Written request: Copy out the material below with each "x-tick-label" changed to "x-axis-tick" and everything else unchanged. Leave the pictures out.

Dataset records:
────────────────────

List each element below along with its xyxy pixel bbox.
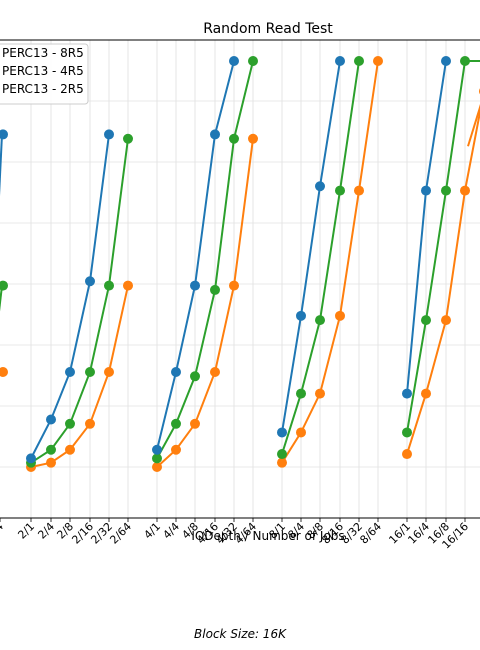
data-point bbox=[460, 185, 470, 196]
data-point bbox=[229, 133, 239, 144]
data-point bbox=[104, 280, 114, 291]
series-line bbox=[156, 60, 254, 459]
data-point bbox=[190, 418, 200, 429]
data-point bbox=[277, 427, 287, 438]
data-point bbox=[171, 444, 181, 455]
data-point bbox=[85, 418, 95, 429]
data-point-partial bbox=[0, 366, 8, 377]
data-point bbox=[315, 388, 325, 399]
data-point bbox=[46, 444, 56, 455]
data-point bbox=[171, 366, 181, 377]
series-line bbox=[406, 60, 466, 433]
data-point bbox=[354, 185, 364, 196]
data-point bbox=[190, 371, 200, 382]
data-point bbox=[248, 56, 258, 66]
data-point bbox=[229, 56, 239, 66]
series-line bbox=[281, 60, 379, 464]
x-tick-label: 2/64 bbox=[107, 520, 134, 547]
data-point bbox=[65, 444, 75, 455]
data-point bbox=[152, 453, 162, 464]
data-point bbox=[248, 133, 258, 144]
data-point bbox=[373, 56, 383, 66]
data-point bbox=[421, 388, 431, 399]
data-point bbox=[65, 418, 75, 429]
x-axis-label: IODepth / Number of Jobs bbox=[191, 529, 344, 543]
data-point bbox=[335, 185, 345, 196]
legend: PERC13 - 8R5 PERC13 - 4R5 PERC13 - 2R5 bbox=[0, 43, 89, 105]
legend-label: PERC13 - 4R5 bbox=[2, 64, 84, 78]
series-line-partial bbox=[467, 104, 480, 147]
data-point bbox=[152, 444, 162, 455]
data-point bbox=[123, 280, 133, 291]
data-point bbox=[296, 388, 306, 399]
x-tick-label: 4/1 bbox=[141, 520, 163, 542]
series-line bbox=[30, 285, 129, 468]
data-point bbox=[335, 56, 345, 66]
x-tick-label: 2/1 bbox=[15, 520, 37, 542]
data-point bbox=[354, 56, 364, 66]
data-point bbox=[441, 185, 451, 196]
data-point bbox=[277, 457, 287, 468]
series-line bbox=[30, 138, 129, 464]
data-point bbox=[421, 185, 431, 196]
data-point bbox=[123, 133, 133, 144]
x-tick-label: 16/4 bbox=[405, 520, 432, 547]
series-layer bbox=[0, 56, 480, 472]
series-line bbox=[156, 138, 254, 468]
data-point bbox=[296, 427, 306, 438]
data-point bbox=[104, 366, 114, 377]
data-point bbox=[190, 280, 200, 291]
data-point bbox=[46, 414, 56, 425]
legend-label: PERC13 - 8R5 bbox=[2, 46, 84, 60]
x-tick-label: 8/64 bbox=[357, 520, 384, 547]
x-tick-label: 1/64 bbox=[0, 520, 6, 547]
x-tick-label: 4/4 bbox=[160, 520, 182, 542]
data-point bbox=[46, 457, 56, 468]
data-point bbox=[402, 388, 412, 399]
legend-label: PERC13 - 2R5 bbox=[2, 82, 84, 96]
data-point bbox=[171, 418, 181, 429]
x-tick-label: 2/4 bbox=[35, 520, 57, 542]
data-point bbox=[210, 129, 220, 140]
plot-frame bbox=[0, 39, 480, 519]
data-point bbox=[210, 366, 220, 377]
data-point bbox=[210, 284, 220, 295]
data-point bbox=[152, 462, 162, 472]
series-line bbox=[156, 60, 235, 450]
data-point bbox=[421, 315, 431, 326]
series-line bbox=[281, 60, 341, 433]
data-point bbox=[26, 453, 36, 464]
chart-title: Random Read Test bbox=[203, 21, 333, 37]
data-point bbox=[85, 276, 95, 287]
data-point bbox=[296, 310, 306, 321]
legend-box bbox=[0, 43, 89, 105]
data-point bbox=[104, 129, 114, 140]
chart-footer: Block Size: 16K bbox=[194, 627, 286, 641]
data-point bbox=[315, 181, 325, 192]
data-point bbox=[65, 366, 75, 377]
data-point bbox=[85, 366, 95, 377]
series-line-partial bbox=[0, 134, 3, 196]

────────────────────

Finished answer:
List each element below along with its xyxy pixel bbox.
data-point bbox=[460, 185, 470, 196]
data-point bbox=[229, 133, 239, 144]
data-point bbox=[104, 280, 114, 291]
series-line bbox=[156, 60, 254, 459]
data-point bbox=[190, 418, 200, 429]
data-point bbox=[277, 427, 287, 438]
data-point bbox=[171, 444, 181, 455]
data-point bbox=[85, 418, 95, 429]
data-point-partial bbox=[0, 366, 8, 377]
data-point bbox=[315, 388, 325, 399]
data-point bbox=[46, 444, 56, 455]
data-point bbox=[171, 366, 181, 377]
series-line bbox=[406, 60, 466, 433]
data-point bbox=[354, 185, 364, 196]
data-point bbox=[190, 371, 200, 382]
data-point bbox=[248, 56, 258, 66]
data-point bbox=[229, 56, 239, 66]
series-line bbox=[281, 60, 379, 464]
x-axis-tick: 2/64 bbox=[107, 520, 134, 547]
data-point bbox=[65, 444, 75, 455]
data-point bbox=[152, 453, 162, 464]
data-point bbox=[248, 133, 258, 144]
data-point bbox=[373, 56, 383, 66]
data-point bbox=[421, 388, 431, 399]
data-point bbox=[65, 418, 75, 429]
x-axis-label: IODepth / Number of Jobs bbox=[191, 529, 344, 543]
data-point bbox=[335, 185, 345, 196]
legend: PERC13 - 8R5 PERC13 - 4R5 PERC13 - 2R5 bbox=[0, 43, 89, 105]
legend-label: PERC13 - 4R5 bbox=[2, 64, 84, 78]
series-line-partial bbox=[467, 104, 480, 147]
data-point bbox=[152, 444, 162, 455]
data-point bbox=[123, 280, 133, 291]
data-point bbox=[296, 388, 306, 399]
x-axis-tick: 4/1 bbox=[141, 520, 163, 542]
series-line bbox=[30, 285, 129, 468]
data-point bbox=[335, 56, 345, 66]
x-axis-tick: 2/1 bbox=[15, 520, 37, 542]
data-point bbox=[354, 56, 364, 66]
data-point bbox=[441, 185, 451, 196]
data-point bbox=[277, 457, 287, 468]
series-line bbox=[30, 138, 129, 464]
data-point bbox=[421, 185, 431, 196]
data-point bbox=[123, 133, 133, 144]
x-axis-tick: 16/4 bbox=[405, 520, 432, 547]
series-layer bbox=[0, 56, 480, 472]
series-line bbox=[156, 138, 254, 468]
data-point bbox=[296, 427, 306, 438]
data-point bbox=[104, 366, 114, 377]
data-point bbox=[190, 280, 200, 291]
data-point bbox=[46, 414, 56, 425]
legend-label: PERC13 - 8R5 bbox=[2, 46, 84, 60]
x-axis-tick: 8/64 bbox=[357, 520, 384, 547]
x-axis-tick: 1/64 bbox=[0, 520, 6, 547]
x-axis-tick: 4/4 bbox=[160, 520, 182, 542]
data-point bbox=[46, 457, 56, 468]
data-point bbox=[402, 388, 412, 399]
legend-label: PERC13 - 2R5 bbox=[2, 82, 84, 96]
data-point bbox=[171, 418, 181, 429]
x-axis-tick: 2/4 bbox=[35, 520, 57, 542]
data-point bbox=[210, 129, 220, 140]
plot-frame bbox=[0, 39, 480, 519]
data-point bbox=[210, 366, 220, 377]
data-point bbox=[210, 284, 220, 295]
data-point bbox=[152, 462, 162, 472]
series-line bbox=[156, 60, 235, 450]
data-point bbox=[421, 315, 431, 326]
series-line bbox=[281, 60, 341, 433]
data-point bbox=[26, 453, 36, 464]
chart-title: Random Read Test bbox=[203, 21, 333, 37]
data-point bbox=[85, 276, 95, 287]
data-point bbox=[296, 310, 306, 321]
legend-box bbox=[0, 43, 89, 105]
data-point bbox=[104, 129, 114, 140]
chart-footer: Block Size: 16K bbox=[194, 627, 286, 641]
data-point bbox=[315, 181, 325, 192]
data-point bbox=[65, 366, 75, 377]
data-point bbox=[85, 366, 95, 377]
series-line-partial bbox=[0, 134, 3, 196]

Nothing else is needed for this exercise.